--- BEGIN Exercise inputs ---

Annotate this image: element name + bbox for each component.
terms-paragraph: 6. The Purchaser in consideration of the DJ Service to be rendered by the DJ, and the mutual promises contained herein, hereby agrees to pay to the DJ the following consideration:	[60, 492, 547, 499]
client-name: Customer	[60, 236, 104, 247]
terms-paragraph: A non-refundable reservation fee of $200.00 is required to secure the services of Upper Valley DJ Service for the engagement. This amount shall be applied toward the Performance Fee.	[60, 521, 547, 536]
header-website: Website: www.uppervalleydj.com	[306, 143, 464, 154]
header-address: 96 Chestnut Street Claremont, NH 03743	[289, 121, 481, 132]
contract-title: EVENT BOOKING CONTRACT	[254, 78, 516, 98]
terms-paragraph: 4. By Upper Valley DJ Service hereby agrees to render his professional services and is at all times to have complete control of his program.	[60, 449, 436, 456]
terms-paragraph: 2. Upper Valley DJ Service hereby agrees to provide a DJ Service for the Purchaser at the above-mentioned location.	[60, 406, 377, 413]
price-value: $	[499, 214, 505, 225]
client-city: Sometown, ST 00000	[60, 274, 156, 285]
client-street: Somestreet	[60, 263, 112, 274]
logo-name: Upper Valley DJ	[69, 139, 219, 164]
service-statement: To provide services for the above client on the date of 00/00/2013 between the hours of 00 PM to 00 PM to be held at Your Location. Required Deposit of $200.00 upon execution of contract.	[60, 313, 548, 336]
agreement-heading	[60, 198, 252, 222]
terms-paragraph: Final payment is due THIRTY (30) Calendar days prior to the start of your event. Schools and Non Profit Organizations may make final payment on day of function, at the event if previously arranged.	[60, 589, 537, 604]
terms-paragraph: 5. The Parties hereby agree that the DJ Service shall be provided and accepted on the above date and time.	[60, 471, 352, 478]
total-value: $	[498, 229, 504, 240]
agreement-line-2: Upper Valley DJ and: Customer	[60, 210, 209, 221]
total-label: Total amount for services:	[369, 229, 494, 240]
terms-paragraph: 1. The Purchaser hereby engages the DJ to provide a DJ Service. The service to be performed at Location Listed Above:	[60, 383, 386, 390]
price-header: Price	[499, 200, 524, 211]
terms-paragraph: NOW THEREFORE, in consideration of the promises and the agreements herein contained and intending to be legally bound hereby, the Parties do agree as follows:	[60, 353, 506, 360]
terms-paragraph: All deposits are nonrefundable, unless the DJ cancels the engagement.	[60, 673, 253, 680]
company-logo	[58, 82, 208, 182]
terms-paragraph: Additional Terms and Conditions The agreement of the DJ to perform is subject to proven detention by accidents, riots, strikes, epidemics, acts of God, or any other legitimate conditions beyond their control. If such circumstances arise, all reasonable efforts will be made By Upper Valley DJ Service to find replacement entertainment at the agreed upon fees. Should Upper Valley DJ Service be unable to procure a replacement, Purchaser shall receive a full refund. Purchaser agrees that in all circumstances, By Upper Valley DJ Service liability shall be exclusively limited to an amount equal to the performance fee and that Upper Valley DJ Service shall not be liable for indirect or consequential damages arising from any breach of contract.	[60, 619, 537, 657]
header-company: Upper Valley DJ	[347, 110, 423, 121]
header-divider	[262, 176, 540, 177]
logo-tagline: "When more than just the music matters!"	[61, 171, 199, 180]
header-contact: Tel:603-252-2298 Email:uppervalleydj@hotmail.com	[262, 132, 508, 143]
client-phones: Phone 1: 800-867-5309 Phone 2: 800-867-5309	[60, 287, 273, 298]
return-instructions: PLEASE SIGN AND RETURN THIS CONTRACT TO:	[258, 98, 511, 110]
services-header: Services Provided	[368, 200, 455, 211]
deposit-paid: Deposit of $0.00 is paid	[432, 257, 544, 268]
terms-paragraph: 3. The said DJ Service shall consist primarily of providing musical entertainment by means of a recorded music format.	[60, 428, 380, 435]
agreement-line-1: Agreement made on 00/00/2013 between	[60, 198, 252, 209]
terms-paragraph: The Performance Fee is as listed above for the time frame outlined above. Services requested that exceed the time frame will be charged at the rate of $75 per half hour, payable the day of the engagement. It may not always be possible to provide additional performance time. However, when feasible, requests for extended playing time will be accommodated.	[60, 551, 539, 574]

--- END Exercise inputs ---

Stated task:
Copy out every one of the lines in the records above, character for character.

Output:
Annotate this image: element name + bbox for each component.
terms-paragraph: 6. The Purchaser in consideration of the DJ Service to be rendered by the DJ, and the mutual promises contained herein, hereby agrees to pay to the DJ the following consideration:	[60, 492, 547, 499]
client-name: Customer	[60, 236, 104, 247]
terms-paragraph: A non-refundable reservation fee of $200.00 is required to secure the services of Upper Valley DJ Service for the engagement. This amount shall be applied toward the Performance Fee.	[60, 521, 547, 536]
header-website: Website: www.uppervalleydj.com	[306, 143, 464, 154]
header-address: 96 Chestnut Street Claremont, NH 03743	[289, 121, 481, 132]
contract-title: EVENT BOOKING CONTRACT	[254, 78, 516, 98]
terms-paragraph: 4. By Upper Valley DJ Service hereby agrees to render his professional services and is at all times to have complete control of his program.	[60, 449, 436, 456]
terms-paragraph: 2. Upper Valley DJ Service hereby agrees to provide a DJ Service for the Purchaser at the above-mentioned location.	[60, 406, 377, 413]
price-value: $	[499, 214, 505, 225]
client-city: Sometown, ST 00000	[60, 274, 156, 285]
client-street: Somestreet	[60, 263, 112, 274]
logo-name: Upper Valley DJ	[69, 139, 219, 164]
service-statement: To provide services for the above client on the date of 00/00/2013 between the hours of 00 PM to 00 PM to be held at Your Location. Required Deposit of $200.00 upon execution of contract.	[60, 313, 548, 336]
agreement-heading	[60, 198, 252, 222]
terms-paragraph: Final payment is due THIRTY (30) Calendar days prior to the start of your event. Schools and Non Profit Organizations may make final payment on day of function, at the event if previously arranged.	[60, 589, 537, 604]
terms-paragraph: 5. The Parties hereby agree that the DJ Service shall be provided and accepted on the above date and time.	[60, 471, 352, 478]
total-value: $	[498, 229, 504, 240]
agreement-line-2: Upper Valley DJ and: Customer	[60, 210, 209, 221]
total-label: Total amount for services:	[369, 229, 494, 240]
terms-paragraph: 1. The Purchaser hereby engages the DJ to provide a DJ Service. The service to be performed at Location Listed Above:	[60, 383, 386, 390]
price-header: Price	[499, 200, 524, 211]
terms-paragraph: NOW THEREFORE, in consideration of the promises and the agreements herein contained and intending to be legally bound hereby, the Parties do agree as follows:	[60, 353, 506, 360]
terms-paragraph: All deposits are nonrefundable, unless the DJ cancels the engagement.	[60, 673, 253, 680]
company-logo	[58, 82, 208, 182]
terms-paragraph: Additional Terms and Conditions The agreement of the DJ to perform is subject to proven detention by accidents, riots, strikes, epidemics, acts of God, or any other legitimate conditions beyond their control. If such circumstances arise, all reasonable efforts will be made By Upper Valley DJ Service to find replacement entertainment at the agreed upon fees. Should Upper Valley DJ Service be unable to procure a replacement, Purchaser shall receive a full refund. Purchaser agrees that in all circumstances, By Upper Valley DJ Service liability shall be exclusively limited to an amount equal to the performance fee and that Upper Valley DJ Service shall not be liable for indirect or consequential damages arising from any breach of contract.	[60, 619, 537, 657]
header-company: Upper Valley DJ	[347, 110, 423, 121]
header-divider	[262, 176, 540, 177]
logo-tagline: "When more than just the music matters!"	[61, 171, 199, 180]
header-contact: Tel:603-252-2298 Email:uppervalleydj@hotmail.com	[262, 132, 508, 143]
client-phones: Phone 1: 800-867-5309 Phone 2: 800-867-5309	[60, 287, 273, 298]
return-instructions: PLEASE SIGN AND RETURN THIS CONTRACT TO:	[258, 98, 511, 110]
services-header: Services Provided	[368, 200, 455, 211]
deposit-paid: Deposit of $0.00 is paid	[432, 257, 544, 268]
terms-paragraph: 3. The said DJ Service shall consist primarily of providing musical entertainment by means of a recorded music format.	[60, 428, 380, 435]
agreement-line-1: Agreement made on 00/00/2013 between	[60, 198, 252, 209]
terms-paragraph: The Performance Fee is as listed above for the time frame outlined above. Services requested that exceed the time frame will be charged at the rate of $75 per half hour, payable the day of the engagement. It may not always be possible to provide additional performance time. However, when feasible, requests for extended playing time will be accommodated.	[60, 551, 539, 574]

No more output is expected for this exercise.